Problem statement: Where a line holds the word "областного", copy that line.

╭─ Supplied information

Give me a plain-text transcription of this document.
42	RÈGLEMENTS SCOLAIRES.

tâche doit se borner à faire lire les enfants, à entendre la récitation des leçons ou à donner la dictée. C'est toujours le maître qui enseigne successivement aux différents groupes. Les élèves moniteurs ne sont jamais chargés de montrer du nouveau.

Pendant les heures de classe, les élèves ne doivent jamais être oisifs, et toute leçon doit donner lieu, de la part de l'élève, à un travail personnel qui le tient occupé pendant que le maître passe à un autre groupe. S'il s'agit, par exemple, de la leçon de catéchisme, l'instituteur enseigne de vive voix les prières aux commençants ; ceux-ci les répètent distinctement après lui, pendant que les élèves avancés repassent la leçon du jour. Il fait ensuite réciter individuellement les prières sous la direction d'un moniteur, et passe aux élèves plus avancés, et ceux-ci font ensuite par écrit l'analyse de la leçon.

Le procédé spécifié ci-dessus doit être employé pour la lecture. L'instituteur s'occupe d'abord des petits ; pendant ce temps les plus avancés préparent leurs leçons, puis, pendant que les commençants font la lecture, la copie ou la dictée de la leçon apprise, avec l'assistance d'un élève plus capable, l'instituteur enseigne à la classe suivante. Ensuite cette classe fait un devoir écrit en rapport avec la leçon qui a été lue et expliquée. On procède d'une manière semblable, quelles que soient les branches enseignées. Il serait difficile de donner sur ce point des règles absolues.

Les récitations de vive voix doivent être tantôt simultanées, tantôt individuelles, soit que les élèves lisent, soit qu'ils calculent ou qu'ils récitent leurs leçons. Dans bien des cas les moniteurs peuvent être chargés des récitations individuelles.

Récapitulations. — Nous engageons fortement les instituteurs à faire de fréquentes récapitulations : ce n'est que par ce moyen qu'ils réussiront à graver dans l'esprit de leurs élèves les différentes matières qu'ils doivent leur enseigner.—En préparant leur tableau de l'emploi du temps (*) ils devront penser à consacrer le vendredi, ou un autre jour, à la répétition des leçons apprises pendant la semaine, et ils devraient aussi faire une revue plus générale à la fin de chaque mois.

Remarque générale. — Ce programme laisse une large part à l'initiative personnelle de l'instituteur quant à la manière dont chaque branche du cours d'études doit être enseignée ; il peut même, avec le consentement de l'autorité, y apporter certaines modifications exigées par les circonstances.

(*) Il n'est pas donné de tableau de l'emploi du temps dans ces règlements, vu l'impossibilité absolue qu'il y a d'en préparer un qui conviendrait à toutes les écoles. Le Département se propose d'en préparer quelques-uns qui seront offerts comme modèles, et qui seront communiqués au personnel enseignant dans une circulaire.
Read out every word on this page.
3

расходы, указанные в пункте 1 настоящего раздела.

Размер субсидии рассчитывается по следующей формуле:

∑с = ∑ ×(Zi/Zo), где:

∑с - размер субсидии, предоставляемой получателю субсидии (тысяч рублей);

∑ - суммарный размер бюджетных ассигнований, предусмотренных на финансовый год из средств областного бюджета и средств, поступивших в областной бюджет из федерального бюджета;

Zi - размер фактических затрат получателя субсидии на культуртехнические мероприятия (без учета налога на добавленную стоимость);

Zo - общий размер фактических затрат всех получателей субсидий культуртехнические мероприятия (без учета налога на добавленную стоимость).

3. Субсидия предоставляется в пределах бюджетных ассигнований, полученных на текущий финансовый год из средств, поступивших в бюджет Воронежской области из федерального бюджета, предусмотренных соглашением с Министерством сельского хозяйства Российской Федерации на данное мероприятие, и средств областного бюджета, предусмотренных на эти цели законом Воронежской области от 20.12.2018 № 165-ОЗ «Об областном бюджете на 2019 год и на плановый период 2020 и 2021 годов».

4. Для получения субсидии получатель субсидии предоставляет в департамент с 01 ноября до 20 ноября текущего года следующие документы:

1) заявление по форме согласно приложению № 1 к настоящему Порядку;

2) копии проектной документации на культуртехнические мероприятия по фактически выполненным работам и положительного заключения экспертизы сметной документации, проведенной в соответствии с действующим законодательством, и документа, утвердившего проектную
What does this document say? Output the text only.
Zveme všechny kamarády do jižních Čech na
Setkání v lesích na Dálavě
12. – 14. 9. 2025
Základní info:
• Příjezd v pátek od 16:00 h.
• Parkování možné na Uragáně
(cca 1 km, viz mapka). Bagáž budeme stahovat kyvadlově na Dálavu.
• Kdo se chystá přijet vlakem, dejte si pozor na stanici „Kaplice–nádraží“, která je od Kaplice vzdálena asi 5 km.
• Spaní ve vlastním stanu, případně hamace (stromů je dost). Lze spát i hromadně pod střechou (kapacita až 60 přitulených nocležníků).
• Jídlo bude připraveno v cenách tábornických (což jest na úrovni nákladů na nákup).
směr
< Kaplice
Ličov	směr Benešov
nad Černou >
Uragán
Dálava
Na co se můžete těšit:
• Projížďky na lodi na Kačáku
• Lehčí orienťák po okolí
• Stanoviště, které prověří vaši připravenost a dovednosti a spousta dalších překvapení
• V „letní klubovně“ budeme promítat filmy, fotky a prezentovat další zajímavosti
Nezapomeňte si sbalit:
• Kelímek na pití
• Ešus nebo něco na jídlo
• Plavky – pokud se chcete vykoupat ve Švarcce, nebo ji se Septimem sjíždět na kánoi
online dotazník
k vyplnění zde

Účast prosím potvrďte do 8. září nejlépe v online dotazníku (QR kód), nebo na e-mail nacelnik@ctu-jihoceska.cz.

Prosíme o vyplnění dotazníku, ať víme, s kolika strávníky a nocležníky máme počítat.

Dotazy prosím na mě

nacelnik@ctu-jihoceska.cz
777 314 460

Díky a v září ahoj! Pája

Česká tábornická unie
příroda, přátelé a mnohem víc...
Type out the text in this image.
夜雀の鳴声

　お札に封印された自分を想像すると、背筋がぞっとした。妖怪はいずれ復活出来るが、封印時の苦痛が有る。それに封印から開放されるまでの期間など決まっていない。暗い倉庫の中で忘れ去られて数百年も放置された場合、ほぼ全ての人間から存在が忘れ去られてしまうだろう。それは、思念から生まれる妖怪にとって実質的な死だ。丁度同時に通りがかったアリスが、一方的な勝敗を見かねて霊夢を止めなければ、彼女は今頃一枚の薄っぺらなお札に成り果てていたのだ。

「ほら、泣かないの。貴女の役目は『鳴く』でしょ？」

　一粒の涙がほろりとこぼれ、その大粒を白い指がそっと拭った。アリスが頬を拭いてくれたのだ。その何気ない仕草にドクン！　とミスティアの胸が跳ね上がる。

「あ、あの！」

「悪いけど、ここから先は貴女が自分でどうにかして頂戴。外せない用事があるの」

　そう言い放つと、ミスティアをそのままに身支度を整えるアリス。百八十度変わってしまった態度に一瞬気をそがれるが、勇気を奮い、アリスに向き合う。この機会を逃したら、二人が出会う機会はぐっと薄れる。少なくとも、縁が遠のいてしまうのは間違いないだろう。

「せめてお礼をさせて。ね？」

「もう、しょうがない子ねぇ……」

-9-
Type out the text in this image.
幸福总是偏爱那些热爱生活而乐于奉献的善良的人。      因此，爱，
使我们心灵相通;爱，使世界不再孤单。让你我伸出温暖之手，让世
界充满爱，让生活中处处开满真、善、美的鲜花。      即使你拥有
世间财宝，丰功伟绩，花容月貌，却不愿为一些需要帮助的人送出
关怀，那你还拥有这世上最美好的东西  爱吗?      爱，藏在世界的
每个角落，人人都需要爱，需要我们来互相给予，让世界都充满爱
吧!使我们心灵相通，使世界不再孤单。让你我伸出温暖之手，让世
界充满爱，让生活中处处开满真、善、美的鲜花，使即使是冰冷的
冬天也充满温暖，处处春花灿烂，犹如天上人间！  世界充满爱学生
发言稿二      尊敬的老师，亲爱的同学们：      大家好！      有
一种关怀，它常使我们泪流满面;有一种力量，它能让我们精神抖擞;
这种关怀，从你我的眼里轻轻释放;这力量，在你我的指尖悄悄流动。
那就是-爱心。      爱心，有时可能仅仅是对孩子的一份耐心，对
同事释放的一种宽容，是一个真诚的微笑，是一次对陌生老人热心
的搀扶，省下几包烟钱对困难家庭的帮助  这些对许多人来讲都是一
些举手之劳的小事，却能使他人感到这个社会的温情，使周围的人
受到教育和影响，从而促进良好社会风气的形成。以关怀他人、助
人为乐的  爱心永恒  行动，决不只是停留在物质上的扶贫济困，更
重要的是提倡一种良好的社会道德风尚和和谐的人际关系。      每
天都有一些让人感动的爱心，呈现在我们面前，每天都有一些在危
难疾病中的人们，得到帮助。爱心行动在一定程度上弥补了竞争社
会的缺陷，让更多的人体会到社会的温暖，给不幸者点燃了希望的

╰─

Final result:
∑ - суммарный размер бюджетных ассигнований, предусмотренных на финансовый год из средств областного бюджета и средств, поступивших в областной бюджет из федерального бюджета;
3. Субсидия предоставляется в пределах бюджетных ассигнований, полученных на текущий финансовый год из средств, поступивших в бюджет Воронежской области из федерального бюджета, предусмотренных соглашением с Министерством сельского хозяйства Российской Федерации на данное мероприятие, и средств областного бюджета, предусмотренных на эти цели законом Воронежской области от 20.12.2018 № 165-ОЗ «Об областном бюджете на 2019 год и на плановый период 2020 и 2021 годов».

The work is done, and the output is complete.